* _STATED EXERCISE_: Quote the listing below in its entirety.
▬▬▬▬▬▬
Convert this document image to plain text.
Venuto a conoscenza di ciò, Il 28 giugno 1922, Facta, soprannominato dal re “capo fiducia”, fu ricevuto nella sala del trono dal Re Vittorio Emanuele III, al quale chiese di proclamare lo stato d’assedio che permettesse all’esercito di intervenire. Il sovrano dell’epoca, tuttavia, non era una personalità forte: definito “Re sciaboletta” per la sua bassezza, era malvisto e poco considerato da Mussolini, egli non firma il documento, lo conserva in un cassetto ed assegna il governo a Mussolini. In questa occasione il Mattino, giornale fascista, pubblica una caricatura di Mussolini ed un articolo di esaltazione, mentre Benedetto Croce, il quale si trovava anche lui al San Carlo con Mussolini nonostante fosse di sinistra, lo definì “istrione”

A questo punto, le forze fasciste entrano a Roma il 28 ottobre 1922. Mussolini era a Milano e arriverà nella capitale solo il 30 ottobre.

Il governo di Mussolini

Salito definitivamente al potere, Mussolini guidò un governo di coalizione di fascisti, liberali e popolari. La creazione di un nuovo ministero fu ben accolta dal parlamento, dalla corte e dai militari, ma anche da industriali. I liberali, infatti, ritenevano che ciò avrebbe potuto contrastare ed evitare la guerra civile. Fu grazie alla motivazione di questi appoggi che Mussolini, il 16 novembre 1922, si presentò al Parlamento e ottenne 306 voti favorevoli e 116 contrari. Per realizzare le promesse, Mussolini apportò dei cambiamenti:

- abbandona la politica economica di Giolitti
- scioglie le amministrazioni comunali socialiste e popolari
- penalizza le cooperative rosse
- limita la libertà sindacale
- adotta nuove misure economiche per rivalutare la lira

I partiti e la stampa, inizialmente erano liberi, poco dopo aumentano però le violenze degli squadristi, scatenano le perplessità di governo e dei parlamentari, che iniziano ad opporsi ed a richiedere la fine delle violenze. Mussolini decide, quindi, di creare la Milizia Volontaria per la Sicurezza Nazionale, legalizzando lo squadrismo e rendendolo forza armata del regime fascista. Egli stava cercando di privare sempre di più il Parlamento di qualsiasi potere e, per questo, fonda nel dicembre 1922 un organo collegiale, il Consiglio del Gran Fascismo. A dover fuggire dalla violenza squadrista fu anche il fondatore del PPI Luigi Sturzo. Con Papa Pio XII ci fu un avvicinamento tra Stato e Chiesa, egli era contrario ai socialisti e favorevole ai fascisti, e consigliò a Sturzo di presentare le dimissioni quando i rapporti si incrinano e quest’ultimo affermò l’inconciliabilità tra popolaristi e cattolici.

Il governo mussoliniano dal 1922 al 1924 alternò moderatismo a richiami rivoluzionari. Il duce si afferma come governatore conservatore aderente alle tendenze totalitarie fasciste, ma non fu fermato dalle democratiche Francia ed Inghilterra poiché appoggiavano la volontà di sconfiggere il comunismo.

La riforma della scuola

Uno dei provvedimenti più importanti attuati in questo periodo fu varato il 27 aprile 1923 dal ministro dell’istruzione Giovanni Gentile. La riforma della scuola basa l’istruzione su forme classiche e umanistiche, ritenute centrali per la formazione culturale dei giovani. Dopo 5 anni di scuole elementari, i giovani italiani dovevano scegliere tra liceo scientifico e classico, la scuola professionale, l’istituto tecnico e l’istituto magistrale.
▬▬▬▬▬▬
* _THE RESPONSE_:
Convert this document image to plain text.
Venuto a conoscenza di ciò, Il 28 giugno 1922, Facta, soprannominato dal re “capo fiducia”, fu ricevuto nella sala del trono dal Re Vittorio Emanuele III, al quale chiese di proclamare lo stato d’assedio che permettesse all’esercito di intervenire. Il sovrano dell’epoca, tuttavia, non era una personalità forte: definito “Re sciaboletta” per la sua bassezza, era malvisto e poco considerato da Mussolini, egli non firma il documento, lo conserva in un cassetto ed assegna il governo a Mussolini. In questa occasione il Mattino, giornale fascista, pubblica una caricatura di Mussolini ed un articolo di esaltazione, mentre Benedetto Croce, il quale si trovava anche lui al San Carlo con Mussolini nonostante fosse di sinistra, lo definì “istrione”

A questo punto, le forze fasciste entrano a Roma il 28 ottobre 1922. Mussolini era a Milano e arriverà nella capitale solo il 30 ottobre.

Il governo di Mussolini

Salito definitivamente al potere, Mussolini guidò un governo di coalizione di fascisti, liberali e popolari. La creazione di un nuovo ministero fu ben accolta dal parlamento, dalla corte e dai militari, ma anche da industriali. I liberali, infatti, ritenevano che ciò avrebbe potuto contrastare ed evitare la guerra civile. Fu grazie alla motivazione di questi appoggi che Mussolini, il 16 novembre 1922, si presentò al Parlamento e ottenne 306 voti favorevoli e 116 contrari. Per realizzare le promesse, Mussolini apportò dei cambiamenti:

- abbandona la politica economica di Giolitti
- scioglie le amministrazioni comunali socialiste e popolari
- penalizza le cooperative rosse
- limita la libertà sindacale
- adotta nuove misure economiche per rivalutare la lira

I partiti e la stampa, inizialmente erano liberi, poco dopo aumentano però le violenze degli squadristi, scatenano le perplessità di governo e dei parlamentari, che iniziano ad opporsi ed a richiedere la fine delle violenze. Mussolini decide, quindi, di creare la Milizia Volontaria per la Sicurezza Nazionale, legalizzando lo squadrismo e rendendolo forza armata del regime fascista. Egli stava cercando di privare sempre di più il Parlamento di qualsiasi potere e, per questo, fonda nel dicembre 1922 un organo collegiale, il Consiglio del Gran Fascismo. A dover fuggire dalla violenza squadrista fu anche il fondatore del PPI Luigi Sturzo. Con Papa Pio XII ci fu un avvicinamento tra Stato e Chiesa, egli era contrario ai socialisti e favorevole ai fascisti, e consigliò a Sturzo di presentare le dimissioni quando i rapporti si incrinano e quest’ultimo affermò l’inconciliabilità tra popolaristi e cattolici.

Il governo mussoliniano dal 1922 al 1924 alternò moderatismo a richiami rivoluzionari. Il duce si afferma come governatore conservatore aderente alle tendenze totalitarie fasciste, ma non fu fermato dalle democratiche Francia ed Inghilterra poiché appoggiavano la volontà di sconfiggere il comunismo.

La riforma della scuola

Uno dei provvedimenti più importanti attuati in questo periodo fu varato il 27 aprile 1923 dal ministro dell’istruzione Giovanni Gentile. La riforma della scuola basa l’istruzione su forme classiche e umanistiche, ritenute centrali per la formazione culturale dei giovani. Dopo 5 anni di scuole elementari, i giovani italiani dovevano scegliere tra liceo scientifico e classico, la scuola professionale, l’istituto tecnico e l’istituto magistrale.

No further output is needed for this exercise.